> _TASK GOAL_
Sort through the data and copy the lines holding the word "سليمان".

> _SUPPLIED MATERIAL_
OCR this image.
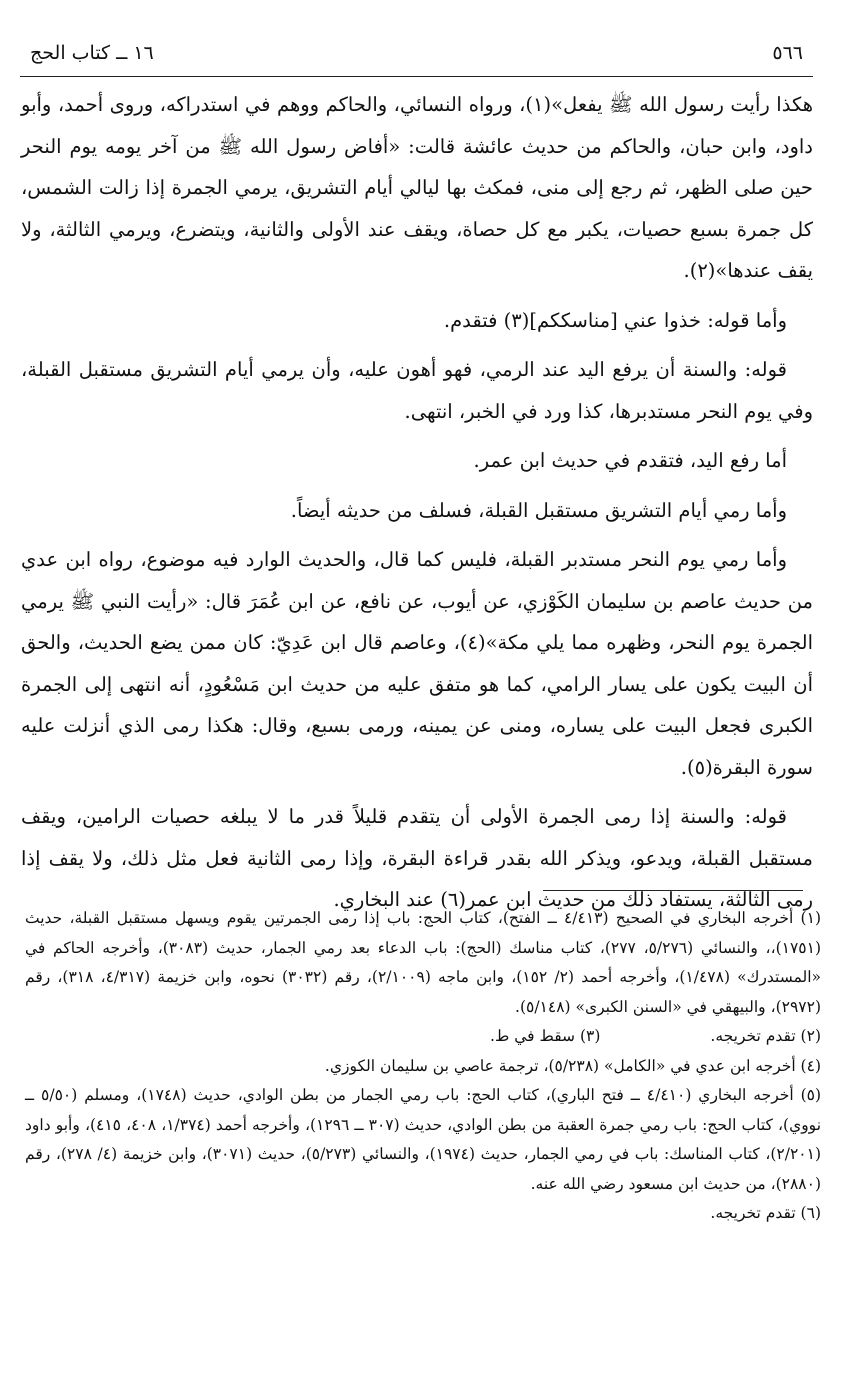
٥٦٦
١٦ ــ كتاب الحج

هكذا رأيت رسول الله ﷺ يفعل»(١)، ورواه النسائي، والحاكم ووهم في استدراكه، وروى أحمد، وأبو داود، وابن حبان، والحاكم من حديث عائشة قالت: «أفاض رسول الله ﷺ من آخر يومه يوم النحر حين صلى الظهر، ثم رجع إلى منى، فمكث بها ليالي أيام التشريق، يرمي الجمرة إذا زالت الشمس، كل جمرة بسبع حصيات، يكبر مع كل حصاة، ويقف عند الأولى والثانية، ويتضرع، ويرمي الثالثة، ولا يقف عندها»(٢).

وأما قوله: خذوا عني [مناسككم](٣) فتقدم.

قوله: والسنة أن يرفع اليد عند الرمي، فهو أهون عليه، وأن يرمي أيام التشريق مستقبل القبلة، وفي يوم النحر مستدبرها، كذا ورد في الخبر، انتهى.

أما رفع اليد، فتقدم في حديث ابن عمر.

وأما رمي أيام التشريق مستقبل القبلة، فسلف من حديثه أيضاً.

وأما رمي يوم النحر مستدبر القبلة، فليس كما قال، والحديث الوارد فيه موضوع، رواه ابن عدي من حديث عاصم بن سليمان الكَوْزي، عن أيوب، عن نافع، عن ابن عُمَرَ قال: «رأيت النبي ﷺ يرمي الجمرة يوم النحر، وظهره مما يلي مكة»(٤)، وعاصم قال ابن عَدِيّ: كان ممن يضع الحديث، والحق أن البيت يكون على يسار الرامي، كما هو متفق عليه من حديث ابن مَسْعُودٍ، أنه انتهى إلى الجمرة الكبرى فجعل البيت على يساره، ومنى عن يمينه، ورمى بسبع، وقال: هكذا رمى الذي أنزلت عليه سورة البقرة(٥).

قوله: والسنة إذا رمى الجمرة الأولى أن يتقدم قليلاً قدر ما لا يبلغه حصيات الرامين، ويقف مستقبل القبلة، ويدعو، ويذكر الله بقدر قراءة البقرة، وإذا رمى الثانية فعل مثل ذلك، ولا يقف إذا رمى الثالثة، يستفاد ذلك من حديث ابن عمر(٦) عند البخاري.

(١) أخرجه البخاري في الصحيح (٤/٤١٣ ــ الفتح)، كتاب الحج: باب إذا رمى الجمرتين يقوم ويسهل مستقبل القبلة، حديث (١٧٥١)،، والنسائي (٥/٢٧٦، ٢٧٧)، كتاب مناسك (الحج): باب الدعاء بعد رمي الجمار، حديث (٣٠٨٣)، وأخرجه الحاكم في «المستدرك» (١/٤٧٨)، وأخرجه أحمد (٢/ ١٥٢)، وابن ماجه (٢/١٠٠٩)، رقم (٣٠٣٢) نحوه، وابن خزيمة (٤/٣١٧، ٣١٨)، رقم (٢٩٧٢)، والبيهقي في «السنن الكبرى» (٥/١٤٨).

(٢) تقدم تخريجه.
(٣) سقط في ط.

(٤) أخرجه ابن عدي في «الكامل» (٥/٢٣٨)، ترجمة عاصي بن سليمان الكوزي.

(٥) أخرجه البخاري (٤/٤١٠ ــ فتح الباري)، كتاب الحج: باب رمي الجمار من بطن الوادي، حديث (١٧٤٨)، ومسلم (٥/٥٠ ــ نووي)، كتاب الحج: باب رمي جمرة العقبة من بطن الوادي، حديث (٣٠٧ ــ ١٢٩٦)، وأخرجه أحمد (١/٣٧٤، ٤٠٨، ٤١٥)، وأبو داود (٢/٢٠١)، كتاب المناسك: باب في رمي الجمار، حديث (١٩٧٤)، والنسائي (٥/٢٧٣)، حديث (٣٠٧١)، وابن خزيمة (٤/ ٢٧٨)، رقم (٢٨٨٠)، من حديث ابن مسعود رضي الله عنه.

(٦) تقدم تخريجه.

> _SOLUTION BELOW_
وأما رمي يوم النحر مستدبر القبلة، فليس كما قال، والحديث الوارد فيه موضوع، رواه ابن عدي من حديث عاصم بن سليمان الكَوْزي، عن أيوب، عن نافع، عن ابن عُمَرَ قال: «رأيت النبي ﷺ يرمي الجمرة يوم النحر، وظهره مما يلي مكة»(٤)، وعاصم قال ابن عَدِيّ: كان ممن يضع الحديث، والحق أن البيت يكون على يسار الرامي، كما هو متفق عليه من حديث ابن مَسْعُودٍ، أنه انتهى إلى الجمرة الكبرى فجعل البيت على يساره، ومنى عن يمينه، ورمى بسبع، وقال: هكذا رمى الذي أنزلت عليه سورة البقرة(٥).
(٤) أخرجه ابن عدي في «الكامل» (٥/٢٣٨)، ترجمة عاصي بن سليمان الكوزي.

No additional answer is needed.